◆ Goal
Read the listing below and copy out every line that holds "screenshot".

------------------------------

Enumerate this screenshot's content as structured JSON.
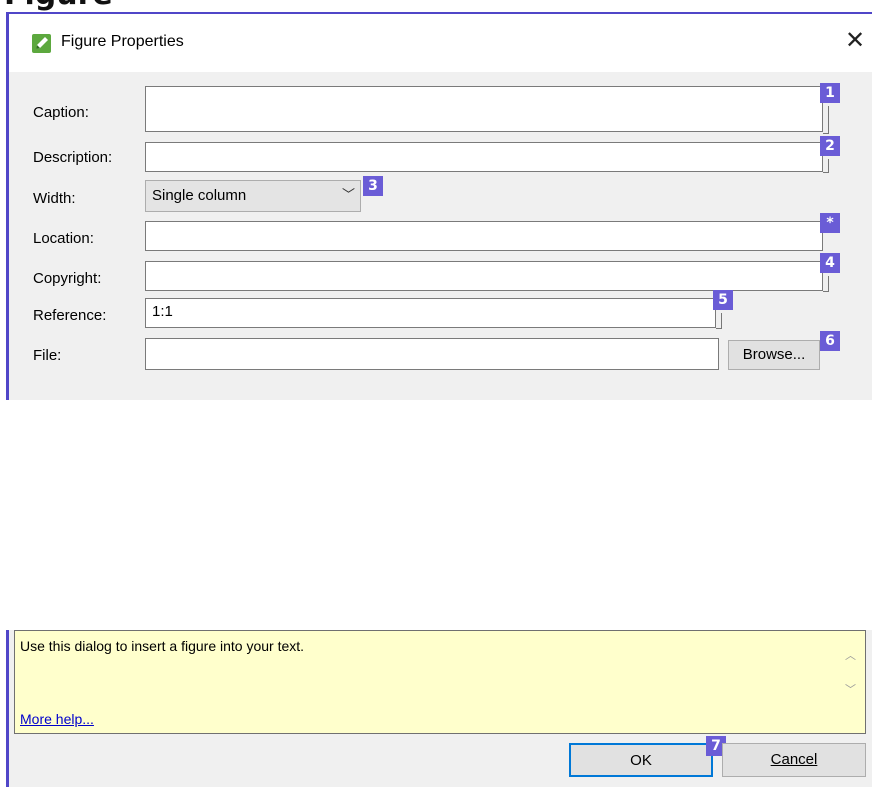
{
  "top_cut_text": "Figure",
  "dialog": {
    "title": "Figure Properties",
    "close_glyph": "✕",
    "icon": "pen-app-icon"
  },
  "fields": {
    "caption": {
      "label": "Caption:",
      "value": ""
    },
    "description": {
      "label": "Description:",
      "value": ""
    },
    "width": {
      "label": "Width:",
      "value": "Single column",
      "options": [
        "Single column"
      ]
    },
    "location": {
      "label": "Location:",
      "value": ""
    },
    "copyright": {
      "label": "Copyright:",
      "value": ""
    },
    "reference": {
      "label": "Reference:",
      "value": "1:1"
    },
    "file": {
      "label": "File:",
      "value": ""
    }
  },
  "buttons": {
    "browse": "Browse...",
    "ok": "OK",
    "cancel": "Cancel"
  },
  "help": {
    "text": "Use this dialog to insert a figure into your text.",
    "link": "More help..."
  },
  "badges": [
    "1",
    "2",
    "3",
    "*",
    "4",
    "5",
    "6",
    "7"
  ],
  "colors": {
    "badge": "#6a5cd6",
    "dialog_border": "#5046c8",
    "help_background": "#ffffcc",
    "link": "#0000cc",
    "ok_border": "#0078d7"
  }
}
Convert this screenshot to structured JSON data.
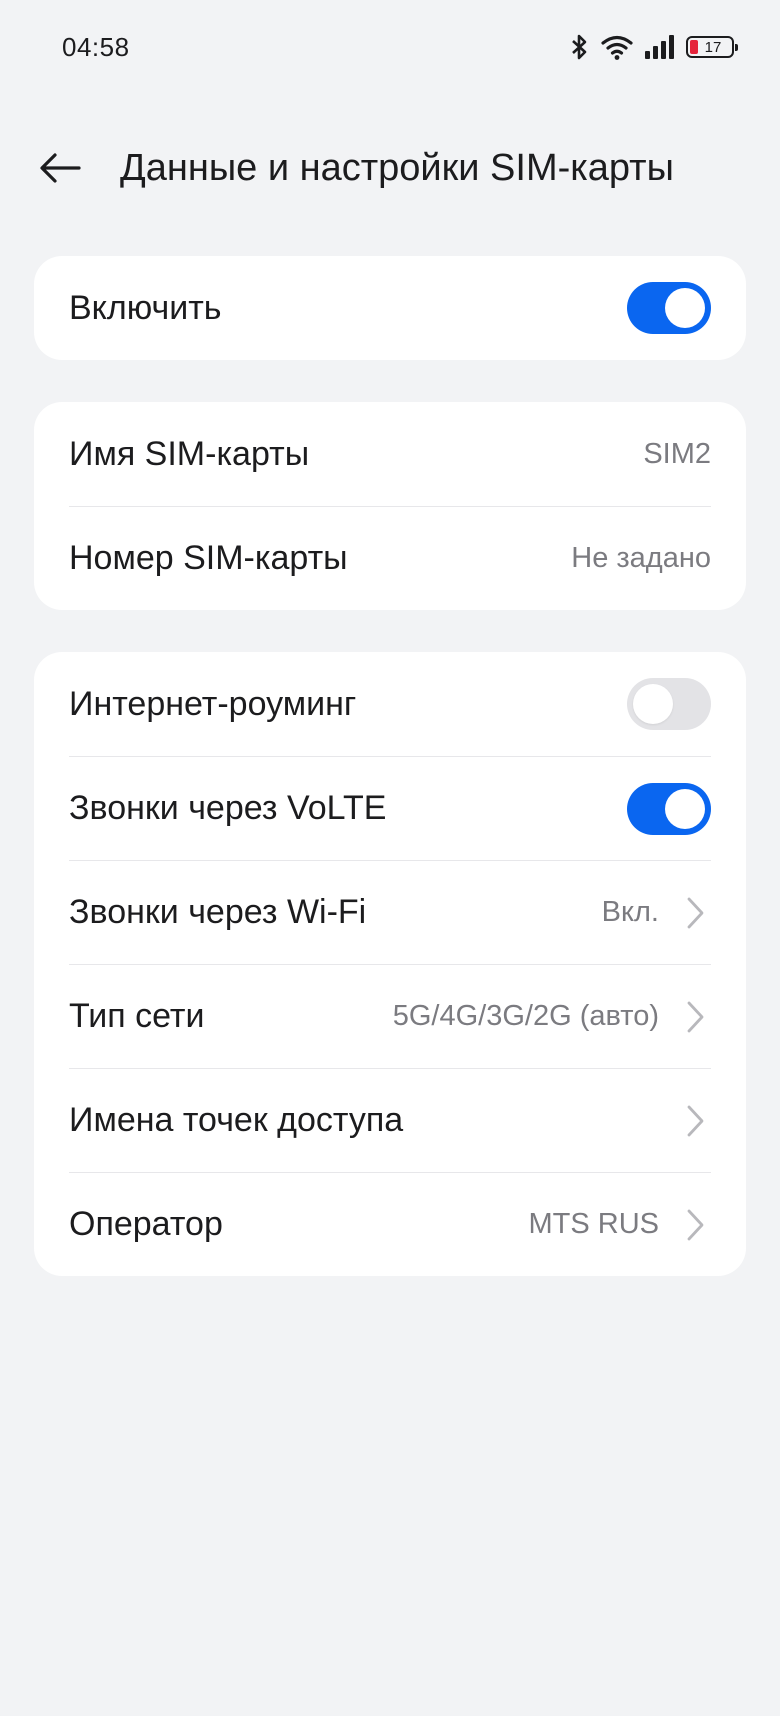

------------------------------

◆ Correct output
Enumerate this screenshot's content as structured JSON.
Convert this screenshot to structured JSON data.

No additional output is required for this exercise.